### TASK STATEMENT
Reproduce every line of the listing below verbatim.

— Begin RECORDS SHOWN —

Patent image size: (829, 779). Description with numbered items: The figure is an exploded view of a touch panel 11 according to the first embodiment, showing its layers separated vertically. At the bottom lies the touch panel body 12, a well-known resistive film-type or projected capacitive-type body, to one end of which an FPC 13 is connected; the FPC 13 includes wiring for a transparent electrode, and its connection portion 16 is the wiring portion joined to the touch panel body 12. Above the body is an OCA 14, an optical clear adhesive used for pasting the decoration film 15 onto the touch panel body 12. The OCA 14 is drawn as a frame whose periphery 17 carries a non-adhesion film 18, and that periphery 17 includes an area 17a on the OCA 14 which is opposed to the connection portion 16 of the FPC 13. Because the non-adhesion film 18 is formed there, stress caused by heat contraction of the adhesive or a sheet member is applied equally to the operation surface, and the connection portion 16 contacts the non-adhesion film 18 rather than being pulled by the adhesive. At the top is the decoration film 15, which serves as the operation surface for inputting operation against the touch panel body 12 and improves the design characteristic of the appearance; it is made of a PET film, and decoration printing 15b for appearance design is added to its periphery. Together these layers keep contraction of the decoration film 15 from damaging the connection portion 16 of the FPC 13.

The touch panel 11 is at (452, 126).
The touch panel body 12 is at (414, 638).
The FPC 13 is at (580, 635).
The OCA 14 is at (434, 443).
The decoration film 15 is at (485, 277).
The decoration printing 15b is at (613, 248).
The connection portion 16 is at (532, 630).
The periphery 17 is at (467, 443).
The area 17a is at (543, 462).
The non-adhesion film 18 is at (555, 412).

— End RECORDS SHOWN —

### RESPONSE
Patent image size: (829, 779). Description with numbered items: The figure is an exploded view of a touch panel 11 according to the first embodiment, showing its layers separated vertically. At the bottom lies the touch panel body 12, a well-known resistive film-type or projected capacitive-type body, to one end of which an FPC 13 is connected; the FPC 13 includes wiring for a transparent electrode, and its connection portion 16 is the wiring portion joined to the touch panel body 12. Above the body is an OCA 14, an optical clear adhesive used for pasting the decoration film 15 onto the touch panel body 12. The OCA 14 is drawn as a frame whose periphery 17 carries a non-adhesion film 18, and that periphery 17 includes an area 17a on the OCA 14 which is opposed to the connection portion 16 of the FPC 13. Because the non-adhesion film 18 is formed there, stress caused by heat contraction of the adhesive or a sheet member is applied equally to the operation surface, and the connection portion 16 contacts the non-adhesion film 18 rather than being pulled by the adhesive. At the top is the decoration film 15, which serves as the operation surface for inputting operation against the touch panel body 12 and improves the design characteristic of the appearance; it is made of a PET film, and decoration printing 15b for appearance design is added to its periphery. Together these layers keep contraction of the decoration film 15 from damaging the connection portion 16 of the FPC 13.

The touch panel 11 is at (452, 126).
The touch panel body 12 is at (414, 638).
The FPC 13 is at (580, 635).
The OCA 14 is at (434, 443).
The decoration film 15 is at (485, 277).
The decoration printing 15b is at (613, 248).
The connection portion 16 is at (532, 630).
The periphery 17 is at (467, 443).
The area 17a is at (543, 462).
The non-adhesion film 18 is at (555, 412).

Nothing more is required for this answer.